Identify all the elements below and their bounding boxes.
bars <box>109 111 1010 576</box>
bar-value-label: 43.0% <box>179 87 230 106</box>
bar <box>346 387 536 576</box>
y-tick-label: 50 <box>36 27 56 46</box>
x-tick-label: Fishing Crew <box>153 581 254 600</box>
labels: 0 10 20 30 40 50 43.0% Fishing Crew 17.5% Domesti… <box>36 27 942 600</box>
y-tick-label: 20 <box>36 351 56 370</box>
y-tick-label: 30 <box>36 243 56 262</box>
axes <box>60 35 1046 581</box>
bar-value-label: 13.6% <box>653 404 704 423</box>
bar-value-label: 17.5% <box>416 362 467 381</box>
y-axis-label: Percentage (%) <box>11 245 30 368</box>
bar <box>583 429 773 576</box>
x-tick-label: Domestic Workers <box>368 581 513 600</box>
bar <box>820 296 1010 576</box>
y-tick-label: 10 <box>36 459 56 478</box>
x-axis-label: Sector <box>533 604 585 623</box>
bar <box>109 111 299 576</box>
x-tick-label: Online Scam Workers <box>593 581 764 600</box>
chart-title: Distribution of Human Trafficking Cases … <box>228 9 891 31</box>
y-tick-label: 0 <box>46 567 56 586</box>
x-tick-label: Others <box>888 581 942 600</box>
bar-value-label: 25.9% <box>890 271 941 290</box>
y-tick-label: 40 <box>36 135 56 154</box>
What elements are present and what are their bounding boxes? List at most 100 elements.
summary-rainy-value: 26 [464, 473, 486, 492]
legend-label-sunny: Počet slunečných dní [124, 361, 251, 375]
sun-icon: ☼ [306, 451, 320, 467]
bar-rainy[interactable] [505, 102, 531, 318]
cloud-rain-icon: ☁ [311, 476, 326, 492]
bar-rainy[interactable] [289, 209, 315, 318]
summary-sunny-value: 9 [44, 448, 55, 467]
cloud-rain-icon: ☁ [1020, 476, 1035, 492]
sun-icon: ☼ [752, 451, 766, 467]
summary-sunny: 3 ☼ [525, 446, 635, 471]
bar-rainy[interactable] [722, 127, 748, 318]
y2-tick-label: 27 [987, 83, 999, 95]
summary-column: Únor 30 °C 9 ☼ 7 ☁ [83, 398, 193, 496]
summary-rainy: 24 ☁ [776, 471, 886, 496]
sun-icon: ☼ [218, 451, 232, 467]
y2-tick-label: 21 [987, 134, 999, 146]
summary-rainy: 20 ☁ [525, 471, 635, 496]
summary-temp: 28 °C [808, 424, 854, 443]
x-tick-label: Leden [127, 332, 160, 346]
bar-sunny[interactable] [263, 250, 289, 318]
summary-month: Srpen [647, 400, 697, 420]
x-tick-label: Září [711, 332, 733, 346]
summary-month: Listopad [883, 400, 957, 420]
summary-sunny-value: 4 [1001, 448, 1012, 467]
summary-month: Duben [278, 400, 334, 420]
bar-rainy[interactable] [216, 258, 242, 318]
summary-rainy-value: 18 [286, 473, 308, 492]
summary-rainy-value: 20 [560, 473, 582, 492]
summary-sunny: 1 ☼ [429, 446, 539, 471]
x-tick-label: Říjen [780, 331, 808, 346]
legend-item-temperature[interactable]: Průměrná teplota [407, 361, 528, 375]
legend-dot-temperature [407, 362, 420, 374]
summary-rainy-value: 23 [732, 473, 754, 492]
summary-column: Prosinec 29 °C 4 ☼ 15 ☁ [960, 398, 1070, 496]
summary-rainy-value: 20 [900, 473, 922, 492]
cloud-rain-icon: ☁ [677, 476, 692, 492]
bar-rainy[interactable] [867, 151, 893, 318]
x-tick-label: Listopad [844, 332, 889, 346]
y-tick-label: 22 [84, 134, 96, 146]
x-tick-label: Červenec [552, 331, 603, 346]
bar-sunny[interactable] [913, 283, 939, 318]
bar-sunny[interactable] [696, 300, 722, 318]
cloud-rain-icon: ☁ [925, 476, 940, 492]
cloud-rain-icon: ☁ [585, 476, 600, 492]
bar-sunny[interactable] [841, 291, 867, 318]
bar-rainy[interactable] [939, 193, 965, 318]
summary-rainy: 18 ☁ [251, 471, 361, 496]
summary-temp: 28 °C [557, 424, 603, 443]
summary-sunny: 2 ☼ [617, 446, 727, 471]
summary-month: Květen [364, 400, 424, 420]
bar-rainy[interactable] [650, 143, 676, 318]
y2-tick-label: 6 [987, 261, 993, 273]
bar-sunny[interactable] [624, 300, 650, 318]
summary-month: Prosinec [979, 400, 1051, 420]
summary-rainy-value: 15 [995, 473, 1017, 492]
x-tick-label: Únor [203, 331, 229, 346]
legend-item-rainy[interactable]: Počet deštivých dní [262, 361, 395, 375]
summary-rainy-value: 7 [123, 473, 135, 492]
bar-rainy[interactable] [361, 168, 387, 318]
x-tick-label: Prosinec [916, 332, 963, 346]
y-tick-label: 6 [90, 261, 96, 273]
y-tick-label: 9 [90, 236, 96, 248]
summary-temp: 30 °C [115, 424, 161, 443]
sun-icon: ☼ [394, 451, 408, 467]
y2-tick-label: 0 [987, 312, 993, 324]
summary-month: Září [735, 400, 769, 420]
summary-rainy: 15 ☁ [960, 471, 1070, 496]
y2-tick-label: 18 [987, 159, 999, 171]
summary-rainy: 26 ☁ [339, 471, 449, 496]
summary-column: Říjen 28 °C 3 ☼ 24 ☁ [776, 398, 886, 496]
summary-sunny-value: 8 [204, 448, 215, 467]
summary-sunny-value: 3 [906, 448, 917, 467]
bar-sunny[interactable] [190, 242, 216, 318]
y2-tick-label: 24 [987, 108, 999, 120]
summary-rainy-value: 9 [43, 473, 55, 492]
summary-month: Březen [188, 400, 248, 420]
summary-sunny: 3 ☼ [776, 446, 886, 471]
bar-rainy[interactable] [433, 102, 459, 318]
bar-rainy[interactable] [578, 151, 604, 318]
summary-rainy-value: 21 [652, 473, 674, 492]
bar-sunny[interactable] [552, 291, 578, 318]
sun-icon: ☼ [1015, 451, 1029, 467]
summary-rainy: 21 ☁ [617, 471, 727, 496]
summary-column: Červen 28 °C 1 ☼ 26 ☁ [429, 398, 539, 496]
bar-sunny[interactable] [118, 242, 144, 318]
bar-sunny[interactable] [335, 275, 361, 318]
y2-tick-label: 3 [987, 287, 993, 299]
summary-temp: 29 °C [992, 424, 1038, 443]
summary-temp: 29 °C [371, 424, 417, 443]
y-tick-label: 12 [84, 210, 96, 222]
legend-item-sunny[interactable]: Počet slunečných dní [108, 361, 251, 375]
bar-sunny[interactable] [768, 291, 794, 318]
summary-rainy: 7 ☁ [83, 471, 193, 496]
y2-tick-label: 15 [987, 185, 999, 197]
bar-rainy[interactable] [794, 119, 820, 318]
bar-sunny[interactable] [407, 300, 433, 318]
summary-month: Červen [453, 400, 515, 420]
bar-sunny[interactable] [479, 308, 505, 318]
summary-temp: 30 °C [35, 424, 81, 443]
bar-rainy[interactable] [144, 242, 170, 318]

#### Work instructions
Retype all of the items above exactly as they appear.

#### Written response
Identify all the elements below and their bounding boxes.
bars <box>109 111 1010 576</box>
bar-value-label: 43.0% <box>179 87 230 106</box>
bar <box>346 387 536 576</box>
y-tick-label: 50 <box>36 27 56 46</box>
x-tick-label: Fishing Crew <box>153 581 254 600</box>
labels: 0 10 20 30 40 50 43.0% Fishing Crew 17.5% Domesti… <box>36 27 942 600</box>
y-tick-label: 20 <box>36 351 56 370</box>
y-tick-label: 30 <box>36 243 56 262</box>
axes <box>60 35 1046 581</box>
bar-value-label: 13.6% <box>653 404 704 423</box>
bar-value-label: 17.5% <box>416 362 467 381</box>
y-axis-label: Percentage (%) <box>11 245 30 368</box>
bar <box>583 429 773 576</box>
x-tick-label: Domestic Workers <box>368 581 513 600</box>
bar <box>820 296 1010 576</box>
y-tick-label: 10 <box>36 459 56 478</box>
x-axis-label: Sector <box>533 604 585 623</box>
bar <box>109 111 299 576</box>
x-tick-label: Online Scam Workers <box>593 581 764 600</box>
chart-title: Distribution of Human Trafficking Cases … <box>228 9 891 31</box>
y-tick-label: 0 <box>46 567 56 586</box>
x-tick-label: Others <box>888 581 942 600</box>
bar-value-label: 25.9% <box>890 271 941 290</box>
y-tick-label: 40 <box>36 135 56 154</box>
What elements are present and what are their bounding boxes? List at most 100 elements.
summary-rainy-value: 26 [464, 473, 486, 492]
legend-label-sunny: Počet slunečných dní [124, 361, 251, 375]
sun-icon: ☼ [306, 451, 320, 467]
bar-rainy[interactable] [505, 102, 531, 318]
cloud-rain-icon: ☁ [311, 476, 326, 492]
bar-rainy[interactable] [289, 209, 315, 318]
summary-sunny-value: 9 [44, 448, 55, 467]
cloud-rain-icon: ☁ [1020, 476, 1035, 492]
sun-icon: ☼ [752, 451, 766, 467]
summary-sunny: 3 ☼ [525, 446, 635, 471]
bar-rainy[interactable] [722, 127, 748, 318]
y2-tick-label: 27 [987, 83, 999, 95]
summary-column: Únor 30 °C 9 ☼ 7 ☁ [83, 398, 193, 496]
summary-rainy: 24 ☁ [776, 471, 886, 496]
sun-icon: ☼ [218, 451, 232, 467]
y2-tick-label: 21 [987, 134, 999, 146]
summary-rainy: 20 ☁ [525, 471, 635, 496]
summary-temp: 28 °C [808, 424, 854, 443]
x-tick-label: Leden [127, 332, 160, 346]
bar-sunny[interactable] [263, 250, 289, 318]
summary-month: Srpen [647, 400, 697, 420]
x-tick-label: Září [711, 332, 733, 346]
summary-month: Listopad [883, 400, 957, 420]
summary-sunny-value: 4 [1001, 448, 1012, 467]
summary-month: Duben [278, 400, 334, 420]
bar-rainy[interactable] [216, 258, 242, 318]
summary-rainy-value: 18 [286, 473, 308, 492]
summary-rainy-value: 20 [560, 473, 582, 492]
summary-sunny: 1 ☼ [429, 446, 539, 471]
x-tick-label: Říjen [780, 331, 808, 346]
legend-item-temperature[interactable]: Průměrná teplota [407, 361, 528, 375]
legend-dot-temperature [407, 362, 420, 374]
summary-rainy-value: 23 [732, 473, 754, 492]
summary-column: Prosinec 29 °C 4 ☼ 15 ☁ [960, 398, 1070, 496]
summary-rainy-value: 20 [900, 473, 922, 492]
cloud-rain-icon: ☁ [677, 476, 692, 492]
bar-rainy[interactable] [867, 151, 893, 318]
x-tick-label: Listopad [844, 332, 889, 346]
y-tick-label: 22 [84, 134, 96, 146]
x-tick-label: Červenec [552, 331, 603, 346]
bar-sunny[interactable] [913, 283, 939, 318]
bar-sunny[interactable] [696, 300, 722, 318]
cloud-rain-icon: ☁ [925, 476, 940, 492]
cloud-rain-icon: ☁ [585, 476, 600, 492]
bar-sunny[interactable] [841, 291, 867, 318]
bar-rainy[interactable] [939, 193, 965, 318]
summary-rainy: 18 ☁ [251, 471, 361, 496]
summary-temp: 28 °C [557, 424, 603, 443]
summary-sunny: 2 ☼ [617, 446, 727, 471]
summary-month: Květen [364, 400, 424, 420]
bar-rainy[interactable] [650, 143, 676, 318]
y2-tick-label: 6 [987, 261, 993, 273]
bar-sunny[interactable] [624, 300, 650, 318]
summary-month: Prosinec [979, 400, 1051, 420]
summary-rainy-value: 15 [995, 473, 1017, 492]
x-tick-label: Únor [203, 331, 229, 346]
legend-item-rainy[interactable]: Počet deštivých dní [262, 361, 395, 375]
summary-rainy-value: 7 [123, 473, 135, 492]
bar-rainy[interactable] [361, 168, 387, 318]
x-tick-label: Prosinec [916, 332, 963, 346]
y-tick-label: 6 [90, 261, 96, 273]
y-tick-label: 9 [90, 236, 96, 248]
summary-temp: 30 °C [115, 424, 161, 443]
sun-icon: ☼ [394, 451, 408, 467]
y2-tick-label: 0 [987, 312, 993, 324]
summary-month: Září [735, 400, 769, 420]
summary-rainy: 15 ☁ [960, 471, 1070, 496]
y2-tick-label: 18 [987, 159, 999, 171]
summary-rainy: 26 ☁ [339, 471, 449, 496]
summary-column: Říjen 28 °C 3 ☼ 24 ☁ [776, 398, 886, 496]
summary-sunny-value: 8 [204, 448, 215, 467]
summary-sunny-value: 3 [906, 448, 917, 467]
bar-sunny[interactable] [190, 242, 216, 318]
y2-tick-label: 24 [987, 108, 999, 120]
summary-rainy-value: 9 [43, 473, 55, 492]
summary-month: Březen [188, 400, 248, 420]
summary-sunny: 3 ☼ [776, 446, 886, 471]
bar-rainy[interactable] [433, 102, 459, 318]
bar-rainy[interactable] [578, 151, 604, 318]
summary-rainy-value: 21 [652, 473, 674, 492]
bar-sunny[interactable] [552, 291, 578, 318]
sun-icon: ☼ [1015, 451, 1029, 467]
summary-rainy: 21 ☁ [617, 471, 727, 496]
summary-column: Červen 28 °C 1 ☼ 26 ☁ [429, 398, 539, 496]
bar-sunny[interactable] [118, 242, 144, 318]
bar-sunny[interactable] [335, 275, 361, 318]
y2-tick-label: 3 [987, 287, 993, 299]
summary-temp: 29 °C [992, 424, 1038, 443]
summary-temp: 29 °C [371, 424, 417, 443]
y-tick-label: 12 [84, 210, 96, 222]
legend-item-sunny[interactable]: Počet slunečných dní [108, 361, 251, 375]
bar-sunny[interactable] [768, 291, 794, 318]
summary-rainy: 7 ☁ [83, 471, 193, 496]
y2-tick-label: 15 [987, 185, 999, 197]
bar-rainy[interactable] [794, 119, 820, 318]
bar-sunny[interactable] [407, 300, 433, 318]
summary-month: Červen [453, 400, 515, 420]
bar-sunny[interactable] [479, 308, 505, 318]
summary-temp: 30 °C [35, 424, 81, 443]
bar-rainy[interactable] [144, 242, 170, 318]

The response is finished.